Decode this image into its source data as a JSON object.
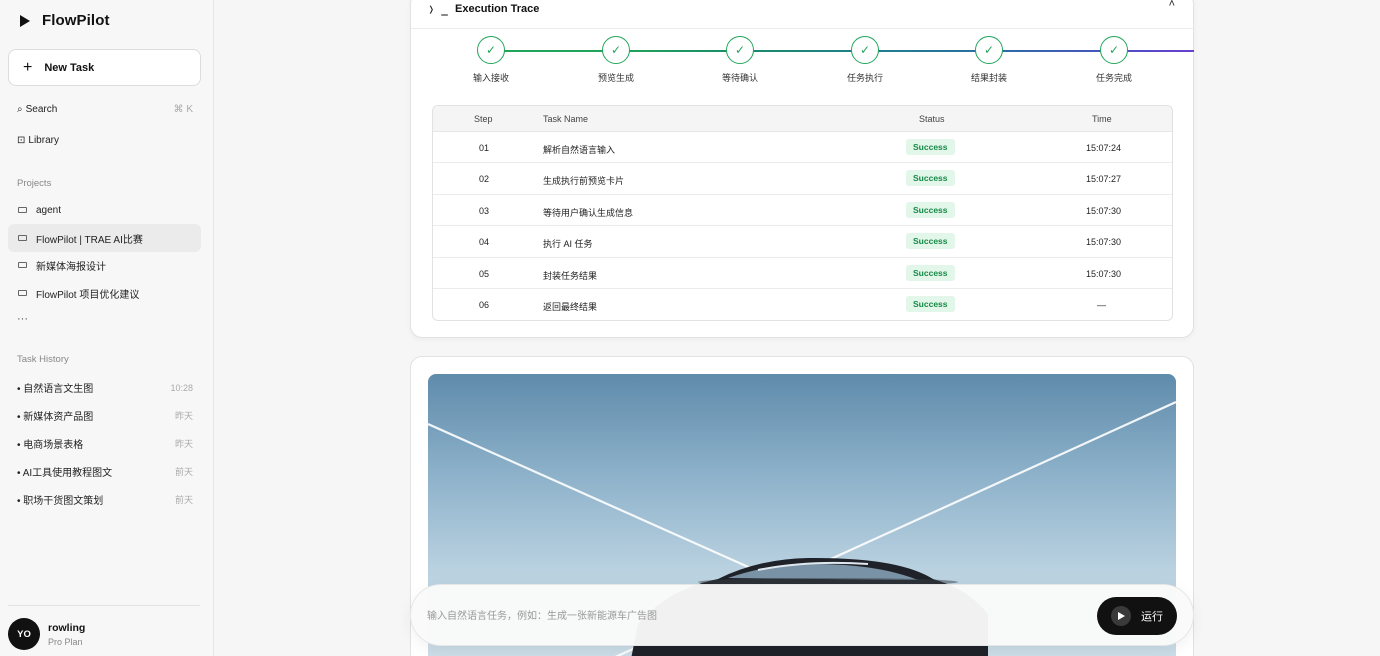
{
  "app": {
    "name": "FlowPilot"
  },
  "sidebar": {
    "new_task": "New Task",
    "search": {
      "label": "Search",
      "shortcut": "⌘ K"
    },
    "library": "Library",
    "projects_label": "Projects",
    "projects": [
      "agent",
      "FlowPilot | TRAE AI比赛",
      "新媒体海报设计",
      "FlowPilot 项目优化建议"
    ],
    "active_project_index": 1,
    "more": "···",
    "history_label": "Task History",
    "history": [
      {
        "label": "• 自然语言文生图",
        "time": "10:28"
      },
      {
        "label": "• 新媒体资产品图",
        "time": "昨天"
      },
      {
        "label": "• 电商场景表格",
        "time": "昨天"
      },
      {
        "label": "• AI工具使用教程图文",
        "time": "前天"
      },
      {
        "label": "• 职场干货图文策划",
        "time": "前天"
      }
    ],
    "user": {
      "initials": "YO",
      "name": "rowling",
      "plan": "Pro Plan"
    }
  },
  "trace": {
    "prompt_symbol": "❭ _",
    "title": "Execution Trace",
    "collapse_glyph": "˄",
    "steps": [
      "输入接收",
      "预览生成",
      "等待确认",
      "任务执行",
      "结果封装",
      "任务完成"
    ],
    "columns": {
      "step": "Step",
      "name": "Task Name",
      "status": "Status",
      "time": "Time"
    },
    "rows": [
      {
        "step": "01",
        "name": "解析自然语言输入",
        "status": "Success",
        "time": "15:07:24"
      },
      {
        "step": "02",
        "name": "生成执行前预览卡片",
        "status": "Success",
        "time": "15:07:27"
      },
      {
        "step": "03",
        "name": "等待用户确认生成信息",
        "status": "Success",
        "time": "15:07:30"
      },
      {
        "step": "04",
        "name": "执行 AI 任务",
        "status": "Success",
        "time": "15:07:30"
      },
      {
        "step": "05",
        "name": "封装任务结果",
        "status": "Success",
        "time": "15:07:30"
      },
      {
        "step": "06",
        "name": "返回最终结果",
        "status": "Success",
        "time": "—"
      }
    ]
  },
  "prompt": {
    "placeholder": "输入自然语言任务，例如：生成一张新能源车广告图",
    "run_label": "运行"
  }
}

==================================================

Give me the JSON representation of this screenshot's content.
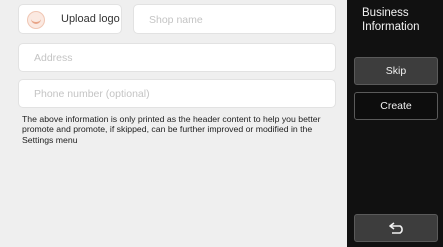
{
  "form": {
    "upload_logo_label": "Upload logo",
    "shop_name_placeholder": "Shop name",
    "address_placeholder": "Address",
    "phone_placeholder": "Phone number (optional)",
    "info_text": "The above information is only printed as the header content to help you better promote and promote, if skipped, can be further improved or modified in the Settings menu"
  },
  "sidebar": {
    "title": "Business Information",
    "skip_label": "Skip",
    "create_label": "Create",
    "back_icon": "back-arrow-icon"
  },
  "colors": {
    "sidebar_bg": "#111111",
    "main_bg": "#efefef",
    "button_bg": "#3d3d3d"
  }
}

==================================================

## TASK OBJECTIVE
Return all lines with the word "title" in them.

## WORKED SOLUTION
    "title": "Execution Trace",
    "title": "Business Information",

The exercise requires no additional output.